> Task details:
Extract all of the entries and give them again, word for word.

________________________________________

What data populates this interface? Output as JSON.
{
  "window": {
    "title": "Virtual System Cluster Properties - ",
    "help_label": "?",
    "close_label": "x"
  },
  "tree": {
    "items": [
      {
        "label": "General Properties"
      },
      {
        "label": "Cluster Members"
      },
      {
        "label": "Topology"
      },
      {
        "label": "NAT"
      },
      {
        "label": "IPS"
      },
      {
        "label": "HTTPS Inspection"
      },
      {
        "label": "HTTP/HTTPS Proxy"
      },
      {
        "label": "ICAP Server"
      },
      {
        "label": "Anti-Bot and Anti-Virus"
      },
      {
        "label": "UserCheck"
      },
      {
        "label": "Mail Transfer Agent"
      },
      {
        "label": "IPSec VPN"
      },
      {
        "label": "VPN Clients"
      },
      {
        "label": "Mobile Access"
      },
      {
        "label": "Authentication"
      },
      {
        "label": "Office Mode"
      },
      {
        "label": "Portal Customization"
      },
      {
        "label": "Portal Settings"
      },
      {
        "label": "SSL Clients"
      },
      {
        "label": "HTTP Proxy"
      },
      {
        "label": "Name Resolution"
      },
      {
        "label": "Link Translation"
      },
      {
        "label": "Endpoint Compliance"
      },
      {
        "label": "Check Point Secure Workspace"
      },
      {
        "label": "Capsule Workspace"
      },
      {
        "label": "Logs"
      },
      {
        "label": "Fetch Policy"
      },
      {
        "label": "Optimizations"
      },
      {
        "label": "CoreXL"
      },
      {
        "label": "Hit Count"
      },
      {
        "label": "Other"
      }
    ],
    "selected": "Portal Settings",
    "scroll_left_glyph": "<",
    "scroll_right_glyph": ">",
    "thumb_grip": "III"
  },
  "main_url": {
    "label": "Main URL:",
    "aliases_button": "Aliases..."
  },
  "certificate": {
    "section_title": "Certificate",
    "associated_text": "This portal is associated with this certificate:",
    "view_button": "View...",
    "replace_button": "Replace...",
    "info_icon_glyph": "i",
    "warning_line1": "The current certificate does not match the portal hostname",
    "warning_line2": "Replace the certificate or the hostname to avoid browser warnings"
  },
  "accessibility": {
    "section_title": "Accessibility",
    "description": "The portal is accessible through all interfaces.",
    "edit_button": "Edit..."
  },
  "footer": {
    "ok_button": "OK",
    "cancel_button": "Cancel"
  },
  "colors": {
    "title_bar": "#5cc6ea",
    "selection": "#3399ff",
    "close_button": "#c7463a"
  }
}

________________________________________

> Solution below:
What data populates this interface? Output as JSON.
{
  "window": {
    "title": "Virtual System Cluster Properties - ",
    "help_label": "?",
    "close_label": "x"
  },
  "tree": {
    "items": [
      {
        "label": "General Properties"
      },
      {
        "label": "Cluster Members"
      },
      {
        "label": "Topology"
      },
      {
        "label": "NAT"
      },
      {
        "label": "IPS"
      },
      {
        "label": "HTTPS Inspection"
      },
      {
        "label": "HTTP/HTTPS Proxy"
      },
      {
        "label": "ICAP Server"
      },
      {
        "label": "Anti-Bot and Anti-Virus"
      },
      {
        "label": "UserCheck"
      },
      {
        "label": "Mail Transfer Agent"
      },
      {
        "label": "IPSec VPN"
      },
      {
        "label": "VPN Clients"
      },
      {
        "label": "Mobile Access"
      },
      {
        "label": "Authentication"
      },
      {
        "label": "Office Mode"
      },
      {
        "label": "Portal Customization"
      },
      {
        "label": "Portal Settings"
      },
      {
        "label": "SSL Clients"
      },
      {
        "label": "HTTP Proxy"
      },
      {
        "label": "Name Resolution"
      },
      {
        "label": "Link Translation"
      },
      {
        "label": "Endpoint Compliance"
      },
      {
        "label": "Check Point Secure Workspace"
      },
      {
        "label": "Capsule Workspace"
      },
      {
        "label": "Logs"
      },
      {
        "label": "Fetch Policy"
      },
      {
        "label": "Optimizations"
      },
      {
        "label": "CoreXL"
      },
      {
        "label": "Hit Count"
      },
      {
        "label": "Other"
      }
    ],
    "selected": "Portal Settings",
    "scroll_left_glyph": "<",
    "scroll_right_glyph": ">",
    "thumb_grip": "III"
  },
  "main_url": {
    "label": "Main URL:",
    "aliases_button": "Aliases..."
  },
  "certificate": {
    "section_title": "Certificate",
    "associated_text": "This portal is associated with this certificate:",
    "view_button": "View...",
    "replace_button": "Replace...",
    "info_icon_glyph": "i",
    "warning_line1": "The current certificate does not match the portal hostname",
    "warning_line2": "Replace the certificate or the hostname to avoid browser warnings"
  },
  "accessibility": {
    "section_title": "Accessibility",
    "description": "The portal is accessible through all interfaces.",
    "edit_button": "Edit..."
  },
  "footer": {
    "ok_button": "OK",
    "cancel_button": "Cancel"
  },
  "colors": {
    "title_bar": "#5cc6ea",
    "selection": "#3399ff",
    "close_button": "#c7463a"
  }
}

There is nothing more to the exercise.